Saved data entries
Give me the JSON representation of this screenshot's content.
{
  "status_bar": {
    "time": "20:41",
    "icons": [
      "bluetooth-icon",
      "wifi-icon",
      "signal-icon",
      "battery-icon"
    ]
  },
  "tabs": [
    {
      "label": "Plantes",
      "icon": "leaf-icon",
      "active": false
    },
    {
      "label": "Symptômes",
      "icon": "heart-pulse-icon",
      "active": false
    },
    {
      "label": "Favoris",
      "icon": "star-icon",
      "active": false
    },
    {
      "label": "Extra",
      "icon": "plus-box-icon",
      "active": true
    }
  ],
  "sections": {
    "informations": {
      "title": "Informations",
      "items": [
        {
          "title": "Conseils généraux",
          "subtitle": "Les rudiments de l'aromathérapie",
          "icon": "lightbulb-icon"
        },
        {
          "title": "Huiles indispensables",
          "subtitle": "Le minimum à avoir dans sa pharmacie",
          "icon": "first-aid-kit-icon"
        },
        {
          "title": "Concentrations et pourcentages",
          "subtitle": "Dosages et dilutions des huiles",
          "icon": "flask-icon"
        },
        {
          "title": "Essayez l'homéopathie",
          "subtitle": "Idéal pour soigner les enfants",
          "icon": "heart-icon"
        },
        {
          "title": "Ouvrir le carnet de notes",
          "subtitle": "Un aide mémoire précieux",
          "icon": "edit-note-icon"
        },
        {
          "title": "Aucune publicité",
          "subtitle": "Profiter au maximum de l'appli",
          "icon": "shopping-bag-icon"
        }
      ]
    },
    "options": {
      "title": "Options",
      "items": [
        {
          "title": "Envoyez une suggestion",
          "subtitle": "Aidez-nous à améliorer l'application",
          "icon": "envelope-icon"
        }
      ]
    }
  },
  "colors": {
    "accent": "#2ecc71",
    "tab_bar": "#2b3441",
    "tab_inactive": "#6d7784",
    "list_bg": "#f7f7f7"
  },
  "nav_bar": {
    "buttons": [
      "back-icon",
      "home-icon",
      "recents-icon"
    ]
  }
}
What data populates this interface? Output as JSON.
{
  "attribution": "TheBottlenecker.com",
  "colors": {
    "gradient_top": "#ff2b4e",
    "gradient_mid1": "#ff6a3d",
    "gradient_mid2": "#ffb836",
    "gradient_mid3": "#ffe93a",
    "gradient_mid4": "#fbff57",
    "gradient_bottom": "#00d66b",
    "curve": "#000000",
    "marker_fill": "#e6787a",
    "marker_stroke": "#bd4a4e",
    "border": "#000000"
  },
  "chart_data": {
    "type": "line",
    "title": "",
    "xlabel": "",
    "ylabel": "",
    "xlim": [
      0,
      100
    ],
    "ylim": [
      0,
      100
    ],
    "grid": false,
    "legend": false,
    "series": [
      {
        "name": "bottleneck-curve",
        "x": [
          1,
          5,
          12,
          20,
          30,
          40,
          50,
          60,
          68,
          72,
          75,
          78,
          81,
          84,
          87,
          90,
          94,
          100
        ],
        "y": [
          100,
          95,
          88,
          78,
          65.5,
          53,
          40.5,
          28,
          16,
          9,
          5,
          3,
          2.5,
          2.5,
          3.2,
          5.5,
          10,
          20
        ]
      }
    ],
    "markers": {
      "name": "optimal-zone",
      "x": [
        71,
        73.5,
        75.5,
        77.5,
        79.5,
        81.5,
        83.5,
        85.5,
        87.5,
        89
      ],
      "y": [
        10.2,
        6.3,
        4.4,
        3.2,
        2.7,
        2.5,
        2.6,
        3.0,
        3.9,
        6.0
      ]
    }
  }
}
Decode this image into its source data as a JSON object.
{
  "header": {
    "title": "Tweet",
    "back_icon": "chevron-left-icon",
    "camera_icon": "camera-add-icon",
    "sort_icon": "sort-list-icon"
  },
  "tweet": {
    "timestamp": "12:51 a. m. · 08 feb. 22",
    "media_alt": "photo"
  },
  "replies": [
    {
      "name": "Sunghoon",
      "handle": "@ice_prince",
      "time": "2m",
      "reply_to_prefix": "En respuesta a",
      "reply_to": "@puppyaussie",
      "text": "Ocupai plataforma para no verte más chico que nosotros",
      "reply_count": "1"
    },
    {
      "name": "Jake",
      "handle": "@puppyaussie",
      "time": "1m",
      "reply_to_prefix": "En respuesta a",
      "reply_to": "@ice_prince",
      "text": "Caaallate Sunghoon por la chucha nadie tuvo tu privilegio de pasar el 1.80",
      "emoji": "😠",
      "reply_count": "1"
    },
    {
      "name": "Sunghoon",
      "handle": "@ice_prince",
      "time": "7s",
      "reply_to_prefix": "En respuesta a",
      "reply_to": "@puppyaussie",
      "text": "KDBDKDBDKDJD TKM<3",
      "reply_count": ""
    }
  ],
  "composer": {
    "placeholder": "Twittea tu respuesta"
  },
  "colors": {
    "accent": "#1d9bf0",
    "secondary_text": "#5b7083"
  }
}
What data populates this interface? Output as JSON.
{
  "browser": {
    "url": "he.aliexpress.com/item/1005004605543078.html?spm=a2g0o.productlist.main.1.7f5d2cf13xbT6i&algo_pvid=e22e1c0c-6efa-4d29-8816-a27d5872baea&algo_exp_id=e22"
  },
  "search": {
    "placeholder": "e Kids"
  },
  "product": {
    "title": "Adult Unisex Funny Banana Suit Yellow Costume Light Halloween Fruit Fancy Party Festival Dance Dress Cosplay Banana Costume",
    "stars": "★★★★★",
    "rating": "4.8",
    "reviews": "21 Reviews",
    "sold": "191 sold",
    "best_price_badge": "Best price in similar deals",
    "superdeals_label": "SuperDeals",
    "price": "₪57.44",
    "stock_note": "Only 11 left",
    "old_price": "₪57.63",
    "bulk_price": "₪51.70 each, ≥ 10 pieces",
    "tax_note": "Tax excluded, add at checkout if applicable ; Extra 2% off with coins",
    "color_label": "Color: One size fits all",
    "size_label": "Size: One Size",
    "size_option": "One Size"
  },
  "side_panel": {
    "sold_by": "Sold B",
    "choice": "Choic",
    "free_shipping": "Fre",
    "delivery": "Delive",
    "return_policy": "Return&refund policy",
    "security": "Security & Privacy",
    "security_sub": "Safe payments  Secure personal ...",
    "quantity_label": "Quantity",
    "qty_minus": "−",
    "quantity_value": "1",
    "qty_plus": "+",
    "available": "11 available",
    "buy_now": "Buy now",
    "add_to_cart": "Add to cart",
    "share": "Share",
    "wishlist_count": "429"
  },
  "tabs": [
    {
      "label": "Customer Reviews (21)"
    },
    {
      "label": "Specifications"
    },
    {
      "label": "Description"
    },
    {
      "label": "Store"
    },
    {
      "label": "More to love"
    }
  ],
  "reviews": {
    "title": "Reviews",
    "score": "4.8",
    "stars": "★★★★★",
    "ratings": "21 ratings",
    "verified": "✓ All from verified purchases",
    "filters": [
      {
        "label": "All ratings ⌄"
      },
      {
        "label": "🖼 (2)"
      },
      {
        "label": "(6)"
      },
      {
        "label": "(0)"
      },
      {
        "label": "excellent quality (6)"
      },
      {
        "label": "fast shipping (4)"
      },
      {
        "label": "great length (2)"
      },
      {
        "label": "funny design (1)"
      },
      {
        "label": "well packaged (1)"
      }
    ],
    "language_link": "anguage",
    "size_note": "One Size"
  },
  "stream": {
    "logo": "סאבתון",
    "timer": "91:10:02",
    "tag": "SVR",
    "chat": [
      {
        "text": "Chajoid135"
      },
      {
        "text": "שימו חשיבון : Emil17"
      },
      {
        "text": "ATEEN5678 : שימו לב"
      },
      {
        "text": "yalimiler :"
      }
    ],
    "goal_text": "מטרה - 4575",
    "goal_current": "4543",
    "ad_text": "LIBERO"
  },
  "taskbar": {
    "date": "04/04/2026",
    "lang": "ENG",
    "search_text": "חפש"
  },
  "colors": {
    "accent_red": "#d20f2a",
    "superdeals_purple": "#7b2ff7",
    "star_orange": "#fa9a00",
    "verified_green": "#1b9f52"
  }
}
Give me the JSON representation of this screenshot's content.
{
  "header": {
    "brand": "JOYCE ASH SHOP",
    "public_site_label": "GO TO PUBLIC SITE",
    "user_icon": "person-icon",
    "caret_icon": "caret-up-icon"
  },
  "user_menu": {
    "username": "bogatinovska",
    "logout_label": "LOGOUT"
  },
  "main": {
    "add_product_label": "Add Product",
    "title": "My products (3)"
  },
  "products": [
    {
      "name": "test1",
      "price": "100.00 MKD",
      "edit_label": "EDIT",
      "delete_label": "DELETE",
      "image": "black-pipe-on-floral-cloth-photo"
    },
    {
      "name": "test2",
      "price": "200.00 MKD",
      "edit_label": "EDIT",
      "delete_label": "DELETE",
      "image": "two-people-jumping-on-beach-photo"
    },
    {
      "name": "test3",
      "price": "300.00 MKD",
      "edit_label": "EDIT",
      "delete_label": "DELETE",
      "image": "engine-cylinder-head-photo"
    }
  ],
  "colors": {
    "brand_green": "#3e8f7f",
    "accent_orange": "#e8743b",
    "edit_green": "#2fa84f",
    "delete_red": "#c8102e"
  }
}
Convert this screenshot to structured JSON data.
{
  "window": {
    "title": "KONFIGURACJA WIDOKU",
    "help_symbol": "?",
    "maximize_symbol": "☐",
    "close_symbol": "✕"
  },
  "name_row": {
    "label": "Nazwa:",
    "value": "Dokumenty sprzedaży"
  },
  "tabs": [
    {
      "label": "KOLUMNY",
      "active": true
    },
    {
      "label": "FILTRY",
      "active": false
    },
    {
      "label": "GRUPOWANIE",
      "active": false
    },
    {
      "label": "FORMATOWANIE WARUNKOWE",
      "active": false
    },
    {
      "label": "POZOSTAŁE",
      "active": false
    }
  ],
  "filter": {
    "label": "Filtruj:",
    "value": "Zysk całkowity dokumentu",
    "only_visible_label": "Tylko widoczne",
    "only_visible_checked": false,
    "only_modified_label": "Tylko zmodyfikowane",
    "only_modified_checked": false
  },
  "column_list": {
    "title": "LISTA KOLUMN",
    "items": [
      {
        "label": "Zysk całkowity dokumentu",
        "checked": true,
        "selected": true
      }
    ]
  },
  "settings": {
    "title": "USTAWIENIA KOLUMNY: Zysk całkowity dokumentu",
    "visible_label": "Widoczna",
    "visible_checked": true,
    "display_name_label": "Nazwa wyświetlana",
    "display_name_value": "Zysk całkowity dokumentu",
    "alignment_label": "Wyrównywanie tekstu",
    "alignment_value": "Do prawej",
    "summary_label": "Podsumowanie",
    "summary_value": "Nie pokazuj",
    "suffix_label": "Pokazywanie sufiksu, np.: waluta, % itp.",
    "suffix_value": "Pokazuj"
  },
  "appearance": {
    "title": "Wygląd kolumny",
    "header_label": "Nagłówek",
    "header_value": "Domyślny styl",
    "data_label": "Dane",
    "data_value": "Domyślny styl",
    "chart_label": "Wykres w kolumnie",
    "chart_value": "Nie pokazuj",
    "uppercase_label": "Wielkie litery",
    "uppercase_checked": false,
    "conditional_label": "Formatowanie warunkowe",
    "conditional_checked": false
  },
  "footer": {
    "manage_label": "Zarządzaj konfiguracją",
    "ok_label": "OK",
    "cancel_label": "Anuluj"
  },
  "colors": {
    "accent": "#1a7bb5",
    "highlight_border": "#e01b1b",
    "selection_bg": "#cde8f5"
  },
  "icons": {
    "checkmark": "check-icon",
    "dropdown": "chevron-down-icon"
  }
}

• Description of the task:
Where a line contains "Domyślny", copy that line.

• Complete output:
    "header_value": "Domyślny styl",
    "data_value": "Domyślny styl",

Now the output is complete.